- **Problem details**: From the entries below, copy every line that holds the word "характерной".

####################

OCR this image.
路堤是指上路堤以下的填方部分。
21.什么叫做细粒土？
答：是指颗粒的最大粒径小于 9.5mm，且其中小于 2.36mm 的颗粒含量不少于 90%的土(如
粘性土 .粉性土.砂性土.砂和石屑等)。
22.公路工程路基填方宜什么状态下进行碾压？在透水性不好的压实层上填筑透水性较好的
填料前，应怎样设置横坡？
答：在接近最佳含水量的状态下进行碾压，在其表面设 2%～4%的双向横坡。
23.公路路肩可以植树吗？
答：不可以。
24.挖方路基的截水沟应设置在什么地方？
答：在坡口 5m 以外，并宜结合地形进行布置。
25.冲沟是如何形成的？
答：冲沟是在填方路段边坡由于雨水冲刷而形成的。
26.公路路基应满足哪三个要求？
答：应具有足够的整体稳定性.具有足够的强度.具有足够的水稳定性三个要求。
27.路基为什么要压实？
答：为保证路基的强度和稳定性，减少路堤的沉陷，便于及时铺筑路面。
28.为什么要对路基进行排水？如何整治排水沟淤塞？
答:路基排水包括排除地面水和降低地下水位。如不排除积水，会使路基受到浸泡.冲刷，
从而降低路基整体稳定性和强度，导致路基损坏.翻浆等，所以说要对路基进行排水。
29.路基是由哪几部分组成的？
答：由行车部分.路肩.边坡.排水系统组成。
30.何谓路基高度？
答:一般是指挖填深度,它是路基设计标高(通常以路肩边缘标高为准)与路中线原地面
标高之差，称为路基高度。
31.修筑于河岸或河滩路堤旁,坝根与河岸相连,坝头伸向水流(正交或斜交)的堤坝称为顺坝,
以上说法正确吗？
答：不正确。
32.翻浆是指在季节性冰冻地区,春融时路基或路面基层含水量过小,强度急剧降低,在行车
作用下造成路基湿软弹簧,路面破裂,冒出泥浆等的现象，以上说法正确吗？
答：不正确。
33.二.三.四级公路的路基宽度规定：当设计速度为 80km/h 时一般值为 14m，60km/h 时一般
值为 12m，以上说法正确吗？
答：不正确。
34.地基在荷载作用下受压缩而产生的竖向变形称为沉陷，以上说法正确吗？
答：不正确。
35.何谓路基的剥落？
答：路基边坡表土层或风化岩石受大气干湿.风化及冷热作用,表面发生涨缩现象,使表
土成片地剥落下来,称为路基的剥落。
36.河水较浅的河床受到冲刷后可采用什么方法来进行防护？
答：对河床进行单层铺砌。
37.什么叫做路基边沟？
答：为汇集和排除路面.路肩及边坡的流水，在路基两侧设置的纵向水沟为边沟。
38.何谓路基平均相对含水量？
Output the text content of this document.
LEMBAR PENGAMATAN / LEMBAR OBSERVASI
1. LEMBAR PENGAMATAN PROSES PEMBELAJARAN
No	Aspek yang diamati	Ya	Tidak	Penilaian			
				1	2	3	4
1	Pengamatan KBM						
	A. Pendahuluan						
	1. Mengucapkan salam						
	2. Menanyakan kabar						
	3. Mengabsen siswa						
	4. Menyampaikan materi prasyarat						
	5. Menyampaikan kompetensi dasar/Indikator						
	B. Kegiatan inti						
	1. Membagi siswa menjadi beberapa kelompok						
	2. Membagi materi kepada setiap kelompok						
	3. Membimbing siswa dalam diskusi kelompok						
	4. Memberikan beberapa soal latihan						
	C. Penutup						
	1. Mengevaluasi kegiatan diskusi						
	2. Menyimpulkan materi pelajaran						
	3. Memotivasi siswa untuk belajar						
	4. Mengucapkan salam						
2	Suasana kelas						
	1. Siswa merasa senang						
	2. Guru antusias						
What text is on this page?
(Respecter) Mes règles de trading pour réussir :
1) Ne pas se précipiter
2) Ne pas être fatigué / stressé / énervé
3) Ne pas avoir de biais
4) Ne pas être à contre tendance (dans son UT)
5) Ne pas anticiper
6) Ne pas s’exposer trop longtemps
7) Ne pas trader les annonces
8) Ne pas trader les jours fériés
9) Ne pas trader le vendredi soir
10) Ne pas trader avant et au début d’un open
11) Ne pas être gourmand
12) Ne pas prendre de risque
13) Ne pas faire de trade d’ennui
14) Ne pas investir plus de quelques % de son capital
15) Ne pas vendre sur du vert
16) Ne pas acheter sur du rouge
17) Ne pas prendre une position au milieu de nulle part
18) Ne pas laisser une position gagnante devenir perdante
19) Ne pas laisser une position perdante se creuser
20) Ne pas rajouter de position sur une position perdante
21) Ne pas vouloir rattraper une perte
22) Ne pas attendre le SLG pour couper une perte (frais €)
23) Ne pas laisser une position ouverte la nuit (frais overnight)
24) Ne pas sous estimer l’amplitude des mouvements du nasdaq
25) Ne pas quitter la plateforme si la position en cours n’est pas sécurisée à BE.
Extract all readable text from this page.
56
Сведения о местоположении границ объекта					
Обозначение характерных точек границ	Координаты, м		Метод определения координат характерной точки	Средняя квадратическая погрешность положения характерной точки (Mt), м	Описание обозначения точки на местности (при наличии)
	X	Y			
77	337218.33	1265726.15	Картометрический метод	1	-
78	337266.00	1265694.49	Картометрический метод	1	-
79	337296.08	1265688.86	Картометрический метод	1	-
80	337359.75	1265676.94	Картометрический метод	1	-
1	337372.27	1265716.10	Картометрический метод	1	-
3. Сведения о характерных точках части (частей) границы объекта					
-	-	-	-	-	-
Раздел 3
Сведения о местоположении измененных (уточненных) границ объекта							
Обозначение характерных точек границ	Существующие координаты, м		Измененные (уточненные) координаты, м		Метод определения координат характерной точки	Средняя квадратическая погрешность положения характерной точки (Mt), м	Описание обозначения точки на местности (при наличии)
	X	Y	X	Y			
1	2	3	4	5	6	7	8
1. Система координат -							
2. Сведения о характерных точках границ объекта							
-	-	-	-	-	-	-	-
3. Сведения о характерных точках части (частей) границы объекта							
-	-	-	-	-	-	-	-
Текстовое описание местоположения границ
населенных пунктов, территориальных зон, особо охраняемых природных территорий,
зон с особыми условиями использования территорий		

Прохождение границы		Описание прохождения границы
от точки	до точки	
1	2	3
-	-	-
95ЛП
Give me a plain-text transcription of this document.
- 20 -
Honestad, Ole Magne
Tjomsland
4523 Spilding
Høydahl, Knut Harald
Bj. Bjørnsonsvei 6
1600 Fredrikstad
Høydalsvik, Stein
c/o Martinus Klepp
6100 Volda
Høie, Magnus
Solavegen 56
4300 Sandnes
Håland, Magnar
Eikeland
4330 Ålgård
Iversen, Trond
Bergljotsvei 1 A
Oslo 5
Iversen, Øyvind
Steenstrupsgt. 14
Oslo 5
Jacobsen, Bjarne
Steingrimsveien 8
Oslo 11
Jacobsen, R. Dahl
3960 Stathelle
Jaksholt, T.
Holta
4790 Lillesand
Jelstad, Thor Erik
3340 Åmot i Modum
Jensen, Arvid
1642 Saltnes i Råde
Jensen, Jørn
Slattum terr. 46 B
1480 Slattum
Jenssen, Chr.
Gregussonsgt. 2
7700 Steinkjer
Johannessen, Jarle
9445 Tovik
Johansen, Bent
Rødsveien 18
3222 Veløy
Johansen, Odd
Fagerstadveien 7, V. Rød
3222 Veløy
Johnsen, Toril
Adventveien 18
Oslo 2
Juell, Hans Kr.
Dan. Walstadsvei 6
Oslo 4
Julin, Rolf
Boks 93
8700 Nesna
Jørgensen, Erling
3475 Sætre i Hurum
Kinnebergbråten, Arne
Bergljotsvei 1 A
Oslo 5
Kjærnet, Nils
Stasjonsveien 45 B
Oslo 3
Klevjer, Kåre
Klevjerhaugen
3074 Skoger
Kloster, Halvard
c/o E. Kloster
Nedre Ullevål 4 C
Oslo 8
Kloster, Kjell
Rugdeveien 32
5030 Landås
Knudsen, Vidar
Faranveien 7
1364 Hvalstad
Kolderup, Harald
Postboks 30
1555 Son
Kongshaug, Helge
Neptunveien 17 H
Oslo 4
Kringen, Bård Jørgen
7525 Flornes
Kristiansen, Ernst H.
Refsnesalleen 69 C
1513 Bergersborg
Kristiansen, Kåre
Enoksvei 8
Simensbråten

####################

- **Complete output**:
Обозначение характерных точек границ	Координаты, м		Метод определения координат характерной точки	Средняя квадратическая погрешность положения характерной точки (Mt), м	Описание обозначения точки на местности (при наличии)
Обозначение характерных точек границ	Существующие координаты, м		Измененные (уточненные) координаты, м		Метод определения координат характерной точки	Средняя квадратическая погрешность положения характерной точки (Mt), м	Описание обозначения точки на местности (при наличии)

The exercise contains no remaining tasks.